§ **Exercise**: Write out the records again, exactly, leaving none out.

Data entries:
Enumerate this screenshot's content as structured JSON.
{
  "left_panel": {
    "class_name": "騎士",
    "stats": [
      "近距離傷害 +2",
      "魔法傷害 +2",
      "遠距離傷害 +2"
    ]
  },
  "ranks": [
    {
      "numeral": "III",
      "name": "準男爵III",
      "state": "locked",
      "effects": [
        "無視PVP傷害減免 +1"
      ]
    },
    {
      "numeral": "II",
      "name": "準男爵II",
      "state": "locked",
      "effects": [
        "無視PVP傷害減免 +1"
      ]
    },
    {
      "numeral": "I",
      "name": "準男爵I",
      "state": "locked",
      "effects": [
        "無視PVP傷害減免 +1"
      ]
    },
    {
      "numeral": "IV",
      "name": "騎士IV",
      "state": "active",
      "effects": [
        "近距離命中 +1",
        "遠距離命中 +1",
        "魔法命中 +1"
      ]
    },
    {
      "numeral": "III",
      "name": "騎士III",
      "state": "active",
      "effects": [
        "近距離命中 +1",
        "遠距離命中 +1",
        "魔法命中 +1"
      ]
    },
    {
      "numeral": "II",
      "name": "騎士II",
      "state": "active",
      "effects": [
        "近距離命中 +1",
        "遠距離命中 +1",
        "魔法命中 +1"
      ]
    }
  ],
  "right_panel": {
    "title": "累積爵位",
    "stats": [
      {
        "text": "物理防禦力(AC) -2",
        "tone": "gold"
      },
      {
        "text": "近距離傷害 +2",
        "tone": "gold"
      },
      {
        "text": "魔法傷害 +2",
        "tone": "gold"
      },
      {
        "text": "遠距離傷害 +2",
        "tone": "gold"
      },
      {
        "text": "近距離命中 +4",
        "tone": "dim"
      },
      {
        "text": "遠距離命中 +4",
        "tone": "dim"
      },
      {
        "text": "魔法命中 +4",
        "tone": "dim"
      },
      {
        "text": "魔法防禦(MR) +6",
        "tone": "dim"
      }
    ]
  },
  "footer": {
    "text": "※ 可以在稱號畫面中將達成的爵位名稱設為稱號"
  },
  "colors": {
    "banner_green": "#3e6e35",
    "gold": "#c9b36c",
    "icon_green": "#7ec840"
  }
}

§ **Correct answer**:
Enumerate this screenshot's content as structured JSON.
{
  "left_panel": {
    "class_name": "騎士",
    "stats": [
      "近距離傷害 +2",
      "魔法傷害 +2",
      "遠距離傷害 +2"
    ]
  },
  "ranks": [
    {
      "numeral": "III",
      "name": "準男爵III",
      "state": "locked",
      "effects": [
        "無視PVP傷害減免 +1"
      ]
    },
    {
      "numeral": "II",
      "name": "準男爵II",
      "state": "locked",
      "effects": [
        "無視PVP傷害減免 +1"
      ]
    },
    {
      "numeral": "I",
      "name": "準男爵I",
      "state": "locked",
      "effects": [
        "無視PVP傷害減免 +1"
      ]
    },
    {
      "numeral": "IV",
      "name": "騎士IV",
      "state": "active",
      "effects": [
        "近距離命中 +1",
        "遠距離命中 +1",
        "魔法命中 +1"
      ]
    },
    {
      "numeral": "III",
      "name": "騎士III",
      "state": "active",
      "effects": [
        "近距離命中 +1",
        "遠距離命中 +1",
        "魔法命中 +1"
      ]
    },
    {
      "numeral": "II",
      "name": "騎士II",
      "state": "active",
      "effects": [
        "近距離命中 +1",
        "遠距離命中 +1",
        "魔法命中 +1"
      ]
    }
  ],
  "right_panel": {
    "title": "累積爵位",
    "stats": [
      {
        "text": "物理防禦力(AC) -2",
        "tone": "gold"
      },
      {
        "text": "近距離傷害 +2",
        "tone": "gold"
      },
      {
        "text": "魔法傷害 +2",
        "tone": "gold"
      },
      {
        "text": "遠距離傷害 +2",
        "tone": "gold"
      },
      {
        "text": "近距離命中 +4",
        "tone": "dim"
      },
      {
        "text": "遠距離命中 +4",
        "tone": "dim"
      },
      {
        "text": "魔法命中 +4",
        "tone": "dim"
      },
      {
        "text": "魔法防禦(MR) +6",
        "tone": "dim"
      }
    ]
  },
  "footer": {
    "text": "※ 可以在稱號畫面中將達成的爵位名稱設為稱號"
  },
  "colors": {
    "banner_green": "#3e6e35",
    "gold": "#c9b36c",
    "icon_green": "#7ec840"
  }
}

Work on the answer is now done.